◆ **THE TASK**
The data below is to be returned in full and exactly.

[begin RECORDED INFORMATION]

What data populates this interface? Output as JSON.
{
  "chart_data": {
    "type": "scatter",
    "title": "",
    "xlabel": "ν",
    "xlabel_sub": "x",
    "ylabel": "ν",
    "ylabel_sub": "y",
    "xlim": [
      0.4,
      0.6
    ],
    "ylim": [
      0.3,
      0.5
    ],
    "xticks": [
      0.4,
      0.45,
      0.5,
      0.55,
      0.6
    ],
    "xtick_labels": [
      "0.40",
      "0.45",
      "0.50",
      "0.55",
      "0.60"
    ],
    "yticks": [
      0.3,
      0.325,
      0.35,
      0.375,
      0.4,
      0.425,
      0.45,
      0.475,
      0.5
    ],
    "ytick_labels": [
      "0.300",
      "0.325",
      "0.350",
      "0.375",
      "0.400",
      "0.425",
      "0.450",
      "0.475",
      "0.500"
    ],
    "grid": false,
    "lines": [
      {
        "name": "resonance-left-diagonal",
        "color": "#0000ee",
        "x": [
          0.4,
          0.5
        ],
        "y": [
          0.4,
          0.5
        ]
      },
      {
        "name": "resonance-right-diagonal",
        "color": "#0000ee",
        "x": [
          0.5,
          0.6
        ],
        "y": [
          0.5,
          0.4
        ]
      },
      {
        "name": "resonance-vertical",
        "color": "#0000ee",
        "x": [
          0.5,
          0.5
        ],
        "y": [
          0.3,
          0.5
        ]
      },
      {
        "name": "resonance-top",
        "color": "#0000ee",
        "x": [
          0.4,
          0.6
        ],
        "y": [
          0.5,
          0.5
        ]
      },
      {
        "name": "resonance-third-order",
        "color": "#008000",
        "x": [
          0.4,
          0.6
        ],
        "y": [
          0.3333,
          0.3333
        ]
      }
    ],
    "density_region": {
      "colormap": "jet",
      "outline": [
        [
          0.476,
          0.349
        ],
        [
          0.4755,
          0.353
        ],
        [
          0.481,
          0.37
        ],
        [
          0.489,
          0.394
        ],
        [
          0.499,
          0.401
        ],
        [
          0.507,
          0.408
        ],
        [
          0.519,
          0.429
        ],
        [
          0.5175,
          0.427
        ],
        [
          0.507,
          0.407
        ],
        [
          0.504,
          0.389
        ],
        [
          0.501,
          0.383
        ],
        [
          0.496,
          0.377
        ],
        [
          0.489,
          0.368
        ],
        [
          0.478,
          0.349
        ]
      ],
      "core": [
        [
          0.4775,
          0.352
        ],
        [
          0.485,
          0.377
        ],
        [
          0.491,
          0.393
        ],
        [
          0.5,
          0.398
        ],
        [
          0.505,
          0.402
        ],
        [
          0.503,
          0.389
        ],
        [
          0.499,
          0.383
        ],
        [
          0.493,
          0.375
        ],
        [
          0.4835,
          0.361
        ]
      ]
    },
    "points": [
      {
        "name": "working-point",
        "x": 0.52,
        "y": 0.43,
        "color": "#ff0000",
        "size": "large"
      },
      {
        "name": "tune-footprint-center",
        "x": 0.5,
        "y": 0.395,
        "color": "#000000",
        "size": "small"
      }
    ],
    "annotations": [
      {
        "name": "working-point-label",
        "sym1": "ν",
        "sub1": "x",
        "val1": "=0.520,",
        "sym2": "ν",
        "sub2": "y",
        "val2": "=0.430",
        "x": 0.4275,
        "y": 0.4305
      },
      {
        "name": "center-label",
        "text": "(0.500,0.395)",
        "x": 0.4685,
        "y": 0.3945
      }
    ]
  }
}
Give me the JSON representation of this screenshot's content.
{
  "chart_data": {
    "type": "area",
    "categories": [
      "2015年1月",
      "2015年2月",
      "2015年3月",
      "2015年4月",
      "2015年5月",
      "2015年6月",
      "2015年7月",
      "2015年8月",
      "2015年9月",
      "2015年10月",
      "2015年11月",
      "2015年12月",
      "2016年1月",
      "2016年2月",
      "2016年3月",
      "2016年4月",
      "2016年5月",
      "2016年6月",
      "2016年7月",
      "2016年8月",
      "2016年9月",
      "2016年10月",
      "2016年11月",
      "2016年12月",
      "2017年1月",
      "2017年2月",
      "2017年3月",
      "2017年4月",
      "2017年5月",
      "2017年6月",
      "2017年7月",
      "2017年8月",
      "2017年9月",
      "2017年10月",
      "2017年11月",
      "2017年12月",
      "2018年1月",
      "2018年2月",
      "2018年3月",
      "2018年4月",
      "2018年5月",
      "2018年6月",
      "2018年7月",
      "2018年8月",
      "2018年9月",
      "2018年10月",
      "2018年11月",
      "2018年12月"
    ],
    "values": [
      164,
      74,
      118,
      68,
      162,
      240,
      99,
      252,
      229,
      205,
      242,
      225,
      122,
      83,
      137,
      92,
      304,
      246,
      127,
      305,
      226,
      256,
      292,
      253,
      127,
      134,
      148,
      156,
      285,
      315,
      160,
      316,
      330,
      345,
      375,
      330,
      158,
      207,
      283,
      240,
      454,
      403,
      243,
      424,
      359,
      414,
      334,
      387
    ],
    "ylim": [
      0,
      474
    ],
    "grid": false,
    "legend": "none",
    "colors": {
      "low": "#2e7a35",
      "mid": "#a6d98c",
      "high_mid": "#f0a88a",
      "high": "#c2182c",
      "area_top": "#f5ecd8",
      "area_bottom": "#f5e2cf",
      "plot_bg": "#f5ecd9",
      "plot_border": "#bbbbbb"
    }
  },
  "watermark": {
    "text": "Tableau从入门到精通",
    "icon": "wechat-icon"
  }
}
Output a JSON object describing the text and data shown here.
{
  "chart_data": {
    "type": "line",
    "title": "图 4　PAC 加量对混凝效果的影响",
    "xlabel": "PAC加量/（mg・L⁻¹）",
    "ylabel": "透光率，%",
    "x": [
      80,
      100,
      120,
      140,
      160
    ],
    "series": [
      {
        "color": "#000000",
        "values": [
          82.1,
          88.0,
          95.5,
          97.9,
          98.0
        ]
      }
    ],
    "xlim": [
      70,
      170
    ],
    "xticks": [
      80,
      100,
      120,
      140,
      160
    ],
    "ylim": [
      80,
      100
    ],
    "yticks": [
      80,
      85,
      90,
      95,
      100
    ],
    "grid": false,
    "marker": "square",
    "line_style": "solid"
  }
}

[end RECORDED INFORMATION]

◆ **SOLUTION FOR THIS EXERCISE**
What data populates this interface? Output as JSON.
{
  "chart_data": {
    "type": "scatter",
    "title": "",
    "xlabel": "ν",
    "xlabel_sub": "x",
    "ylabel": "ν",
    "ylabel_sub": "y",
    "xlim": [
      0.4,
      0.6
    ],
    "ylim": [
      0.3,
      0.5
    ],
    "xticks": [
      0.4,
      0.45,
      0.5,
      0.55,
      0.6
    ],
    "xtick_labels": [
      "0.40",
      "0.45",
      "0.50",
      "0.55",
      "0.60"
    ],
    "yticks": [
      0.3,
      0.325,
      0.35,
      0.375,
      0.4,
      0.425,
      0.45,
      0.475,
      0.5
    ],
    "ytick_labels": [
      "0.300",
      "0.325",
      "0.350",
      "0.375",
      "0.400",
      "0.425",
      "0.450",
      "0.475",
      "0.500"
    ],
    "grid": false,
    "lines": [
      {
        "name": "resonance-left-diagonal",
        "color": "#0000ee",
        "x": [
          0.4,
          0.5
        ],
        "y": [
          0.4,
          0.5
        ]
      },
      {
        "name": "resonance-right-diagonal",
        "color": "#0000ee",
        "x": [
          0.5,
          0.6
        ],
        "y": [
          0.5,
          0.4
        ]
      },
      {
        "name": "resonance-vertical",
        "color": "#0000ee",
        "x": [
          0.5,
          0.5
        ],
        "y": [
          0.3,
          0.5
        ]
      },
      {
        "name": "resonance-top",
        "color": "#0000ee",
        "x": [
          0.4,
          0.6
        ],
        "y": [
          0.5,
          0.5
        ]
      },
      {
        "name": "resonance-third-order",
        "color": "#008000",
        "x": [
          0.4,
          0.6
        ],
        "y": [
          0.3333,
          0.3333
        ]
      }
    ],
    "density_region": {
      "colormap": "jet",
      "outline": [
        [
          0.476,
          0.349
        ],
        [
          0.4755,
          0.353
        ],
        [
          0.481,
          0.37
        ],
        [
          0.489,
          0.394
        ],
        [
          0.499,
          0.401
        ],
        [
          0.507,
          0.408
        ],
        [
          0.519,
          0.429
        ],
        [
          0.5175,
          0.427
        ],
        [
          0.507,
          0.407
        ],
        [
          0.504,
          0.389
        ],
        [
          0.501,
          0.383
        ],
        [
          0.496,
          0.377
        ],
        [
          0.489,
          0.368
        ],
        [
          0.478,
          0.349
        ]
      ],
      "core": [
        [
          0.4775,
          0.352
        ],
        [
          0.485,
          0.377
        ],
        [
          0.491,
          0.393
        ],
        [
          0.5,
          0.398
        ],
        [
          0.505,
          0.402
        ],
        [
          0.503,
          0.389
        ],
        [
          0.499,
          0.383
        ],
        [
          0.493,
          0.375
        ],
        [
          0.4835,
          0.361
        ]
      ]
    },
    "points": [
      {
        "name": "working-point",
        "x": 0.52,
        "y": 0.43,
        "color": "#ff0000",
        "size": "large"
      },
      {
        "name": "tune-footprint-center",
        "x": 0.5,
        "y": 0.395,
        "color": "#000000",
        "size": "small"
      }
    ],
    "annotations": [
      {
        "name": "working-point-label",
        "sym1": "ν",
        "sub1": "x",
        "val1": "=0.520,",
        "sym2": "ν",
        "sub2": "y",
        "val2": "=0.430",
        "x": 0.4275,
        "y": 0.4305
      },
      {
        "name": "center-label",
        "text": "(0.500,0.395)",
        "x": 0.4685,
        "y": 0.3945
      }
    ]
  }
}
Give me the JSON representation of this screenshot's content.
{
  "chart_data": {
    "type": "area",
    "categories": [
      "2015年1月",
      "2015年2月",
      "2015年3月",
      "2015年4月",
      "2015年5月",
      "2015年6月",
      "2015年7月",
      "2015年8月",
      "2015年9月",
      "2015年10月",
      "2015年11月",
      "2015年12月",
      "2016年1月",
      "2016年2月",
      "2016年3月",
      "2016年4月",
      "2016年5月",
      "2016年6月",
      "2016年7月",
      "2016年8月",
      "2016年9月",
      "2016年10月",
      "2016年11月",
      "2016年12月",
      "2017年1月",
      "2017年2月",
      "2017年3月",
      "2017年4月",
      "2017年5月",
      "2017年6月",
      "2017年7月",
      "2017年8月",
      "2017年9月",
      "2017年10月",
      "2017年11月",
      "2017年12月",
      "2018年1月",
      "2018年2月",
      "2018年3月",
      "2018年4月",
      "2018年5月",
      "2018年6月",
      "2018年7月",
      "2018年8月",
      "2018年9月",
      "2018年10月",
      "2018年11月",
      "2018年12月"
    ],
    "values": [
      164,
      74,
      118,
      68,
      162,
      240,
      99,
      252,
      229,
      205,
      242,
      225,
      122,
      83,
      137,
      92,
      304,
      246,
      127,
      305,
      226,
      256,
      292,
      253,
      127,
      134,
      148,
      156,
      285,
      315,
      160,
      316,
      330,
      345,
      375,
      330,
      158,
      207,
      283,
      240,
      454,
      403,
      243,
      424,
      359,
      414,
      334,
      387
    ],
    "ylim": [
      0,
      474
    ],
    "grid": false,
    "legend": "none",
    "colors": {
      "low": "#2e7a35",
      "mid": "#a6d98c",
      "high_mid": "#f0a88a",
      "high": "#c2182c",
      "area_top": "#f5ecd8",
      "area_bottom": "#f5e2cf",
      "plot_bg": "#f5ecd9",
      "plot_border": "#bbbbbb"
    }
  },
  "watermark": {
    "text": "Tableau从入门到精通",
    "icon": "wechat-icon"
  }
}
Output a JSON object describing the text and data shown here.
{
  "chart_data": {
    "type": "line",
    "title": "图 4　PAC 加量对混凝效果的影响",
    "xlabel": "PAC加量/（mg・L⁻¹）",
    "ylabel": "透光率，%",
    "x": [
      80,
      100,
      120,
      140,
      160
    ],
    "series": [
      {
        "color": "#000000",
        "values": [
          82.1,
          88.0,
          95.5,
          97.9,
          98.0
        ]
      }
    ],
    "xlim": [
      70,
      170
    ],
    "xticks": [
      80,
      100,
      120,
      140,
      160
    ],
    "ylim": [
      80,
      100
    ],
    "yticks": [
      80,
      85,
      90,
      95,
      100
    ],
    "grid": false,
    "marker": "square",
    "line_style": "solid"
  }
}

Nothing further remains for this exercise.